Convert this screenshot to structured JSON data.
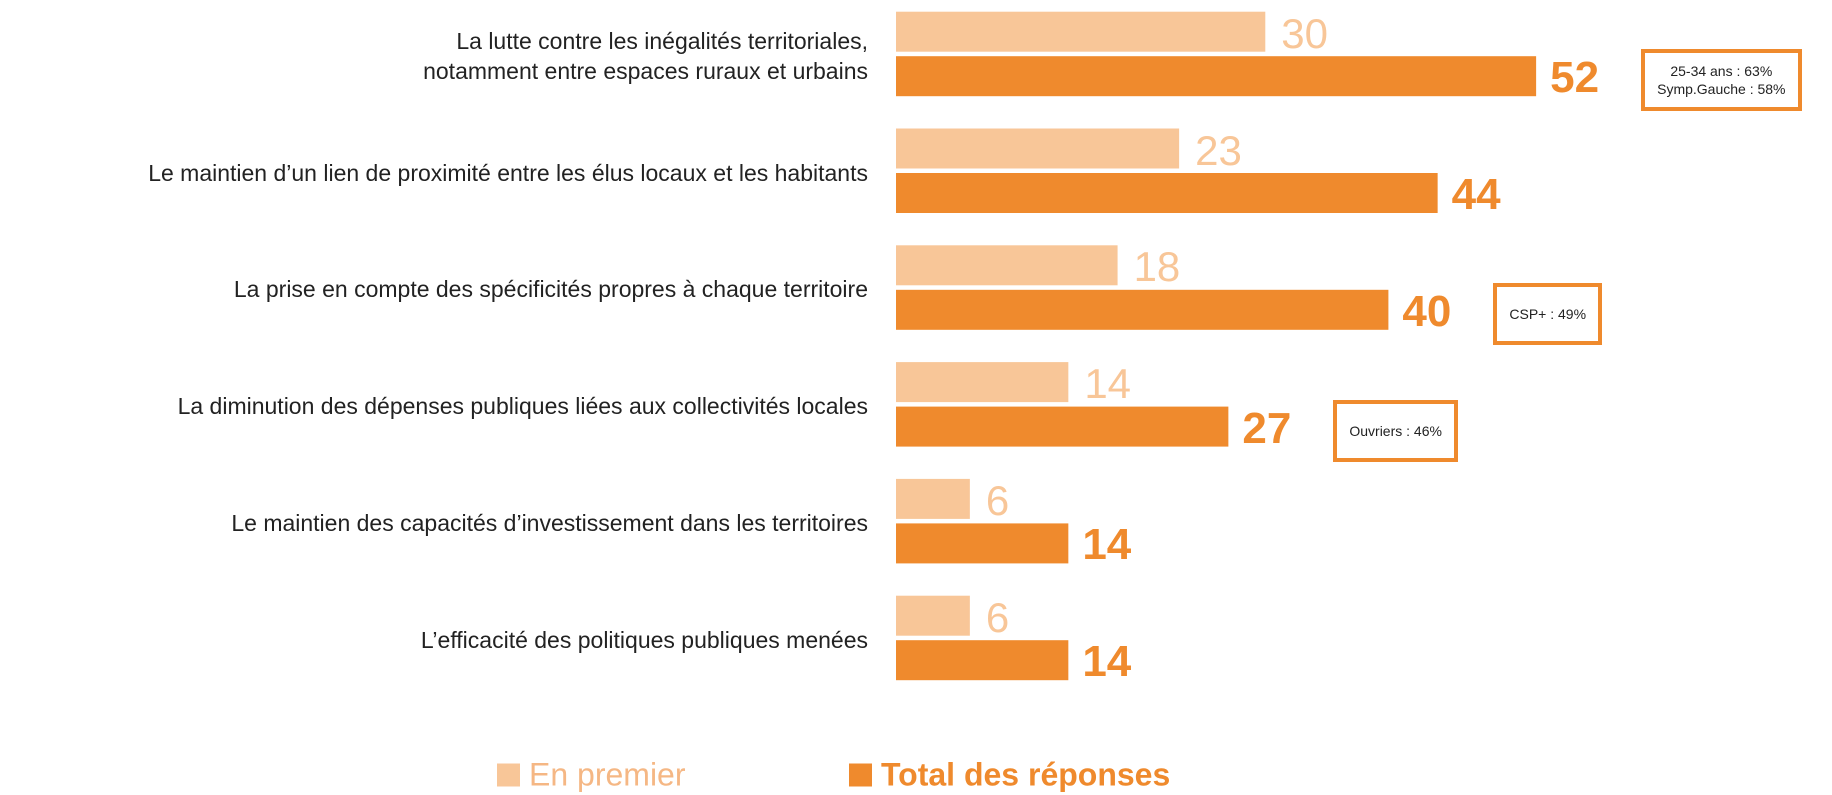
{
  "chart_data": {
    "type": "bar",
    "orientation": "horizontal",
    "categories": [
      "La lutte contre les inégalités territoriales,\nnotamment entre espaces ruraux et urbains",
      "Le maintien d’un lien de proximité entre les élus locaux et les habitants",
      "La prise en compte des spécificités propres à chaque territoire",
      "La diminution des dépenses publiques liées aux collectivités locales",
      "Le maintien des capacités d’investissement dans les territoires",
      "L’efficacité des politiques publiques menées"
    ],
    "series": [
      {
        "name": "En premier",
        "color": "#f8c698",
        "values": [
          30,
          23,
          18,
          14,
          6,
          6
        ]
      },
      {
        "name": "Total des réponses",
        "color": "#ef8a2d",
        "values": [
          52,
          44,
          40,
          27,
          14,
          14
        ]
      }
    ],
    "annotations": [
      [
        "25-34 ans : 63%",
        "Symp.Gauche : 58%"
      ],
      null,
      [
        "CSP+ : 49%"
      ],
      [
        "Ouvriers : 46%"
      ],
      null,
      null
    ],
    "legend": "bottom"
  }
}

_ _ _ _

__Aim of the task__
Return the whole listing, word for word, and leave out every picture.

__Result of this task__
Convert this screenshot to structured JSON data.
{
  "chart_data": {
    "type": "bar",
    "orientation": "horizontal",
    "categories": [
      "La lutte contre les inégalités territoriales,\nnotamment entre espaces ruraux et urbains",
      "Le maintien d’un lien de proximité entre les élus locaux et les habitants",
      "La prise en compte des spécificités propres à chaque territoire",
      "La diminution des dépenses publiques liées aux collectivités locales",
      "Le maintien des capacités d’investissement dans les territoires",
      "L’efficacité des politiques publiques menées"
    ],
    "series": [
      {
        "name": "En premier",
        "color": "#f8c698",
        "values": [
          30,
          23,
          18,
          14,
          6,
          6
        ]
      },
      {
        "name": "Total des réponses",
        "color": "#ef8a2d",
        "values": [
          52,
          44,
          40,
          27,
          14,
          14
        ]
      }
    ],
    "annotations": [
      [
        "25-34 ans : 63%",
        "Symp.Gauche : 58%"
      ],
      null,
      [
        "CSP+ : 49%"
      ],
      [
        "Ouvriers : 46%"
      ],
      null,
      null
    ],
    "legend": "bottom"
  }
}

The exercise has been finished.